Written task -> Write the listing below out again exactly, dropping the images.

Dataset records ->
****************************************

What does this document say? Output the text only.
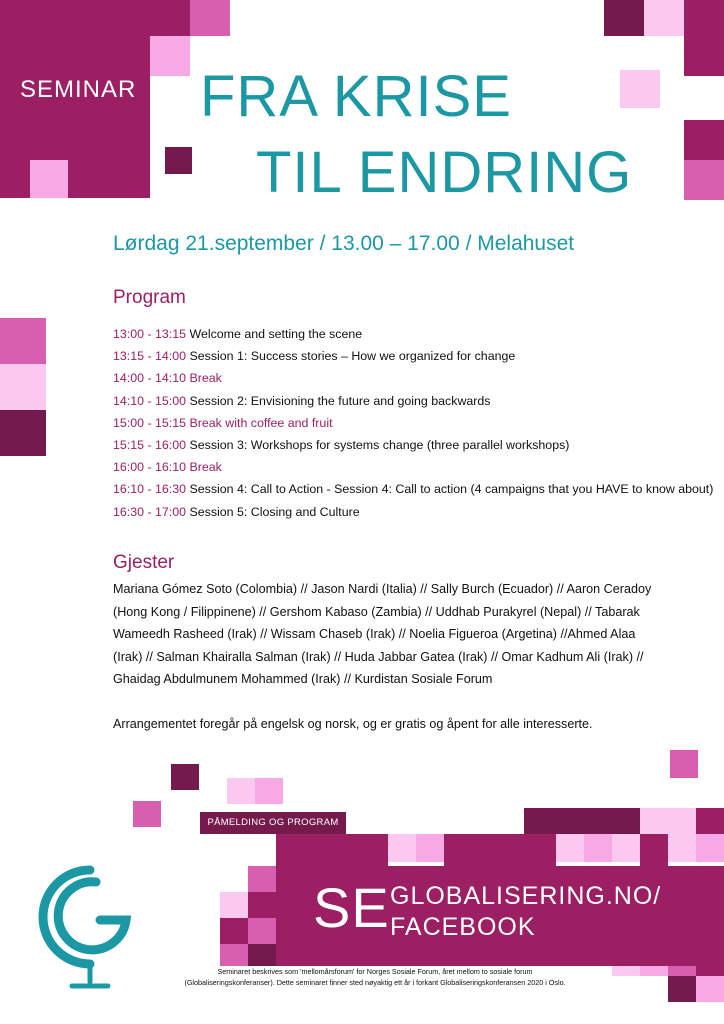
SEMINAR FRA KRISE
TIL ENDRING
Lørdag 21.september / 13.00 – 17.00 / Melahuset
Program
13:00 - 13:15 Welcome and setting the scene
13:15 - 14:00 Session 1: Success stories – How we organized for change
14:00 - 14:10 Break
14:10 - 15:00 Session 2: Envisioning the future and going backwards
15:00 - 15:15 Break with coffee and fruit
15:15 - 16:00 Session 3: Workshops for systems change (three parallel workshops)
16:00 - 16:10 Break
16:10 - 16:30 Session 4: Call to Action - Session 4: Call to action (4 campaigns that you HAVE to know about)
16:30 - 17:00 Session 5: Closing and Culture
Gjester
Mariana Gómez Soto (Colombia) // Jason Nardi (Italia) // Sally Burch (Ecuador) // Aaron Ceradoy (Hong Kong / Filippinene) // Gershom Kabaso (Zambia) // Uddhab Purakyrel (Nepal) // Tabarak Wameedh Rasheed (Irak) // Wissam Chaseb (Irak) // Noelia Figueroa (Argetina) //Ahmed Alaa (Irak) // Salman Khairalla Salman (Irak) // Huda Jabbar Gatea (Irak) // Omar Kadhum Ali (Irak) // Ghaidag Abdulmunem Mohammed (Irak) // Kurdistan Sosiale Forum
Arrangementet foregår på engelsk og norsk, og er gratis og åpent for alle interesserte.
PÅMELDING OG PROGRAM
SE GLOBALISERING.NO/
FACEBOOK
Seminaret beskrives som 'mellomårsforum' for Norges Sosiale Forum, året mellom to sosiale forum
(Globaliseringskonferanser). Dette seminaret finner sted nøyaktig ett år i forkant Globaliseringskonferansen 2020 i Oslo.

****************************************

Exercise result ->
What does this document say? Output the text only.
SEMINAR FRA KRISE
TIL ENDRING
Lørdag 21.september / 13.00 – 17.00 / Melahuset
Program
13:00 - 13:15 Welcome and setting the scene
13:15 - 14:00 Session 1: Success stories – How we organized for change
14:00 - 14:10 Break
14:10 - 15:00 Session 2: Envisioning the future and going backwards
15:00 - 15:15 Break with coffee and fruit
15:15 - 16:00 Session 3: Workshops for systems change (three parallel workshops)
16:00 - 16:10 Break
16:10 - 16:30 Session 4: Call to Action - Session 4: Call to action (4 campaigns that you HAVE to know about)
16:30 - 17:00 Session 5: Closing and Culture
Gjester
Mariana Gómez Soto (Colombia) // Jason Nardi (Italia) // Sally Burch (Ecuador) // Aaron Ceradoy (Hong Kong / Filippinene) // Gershom Kabaso (Zambia) // Uddhab Purakyrel (Nepal) // Tabarak Wameedh Rasheed (Irak) // Wissam Chaseb (Irak) // Noelia Figueroa (Argetina) //Ahmed Alaa (Irak) // Salman Khairalla Salman (Irak) // Huda Jabbar Gatea (Irak) // Omar Kadhum Ali (Irak) // Ghaidag Abdulmunem Mohammed (Irak) // Kurdistan Sosiale Forum
Arrangementet foregår på engelsk og norsk, og er gratis og åpent for alle interesserte.
PÅMELDING OG PROGRAM
SE GLOBALISERING.NO/
FACEBOOK
Seminaret beskrives som 'mellomårsforum' for Norges Sosiale Forum, året mellom to sosiale forum
(Globaliseringskonferanser). Dette seminaret finner sted nøyaktig ett år i forkant Globaliseringskonferansen 2020 i Oslo.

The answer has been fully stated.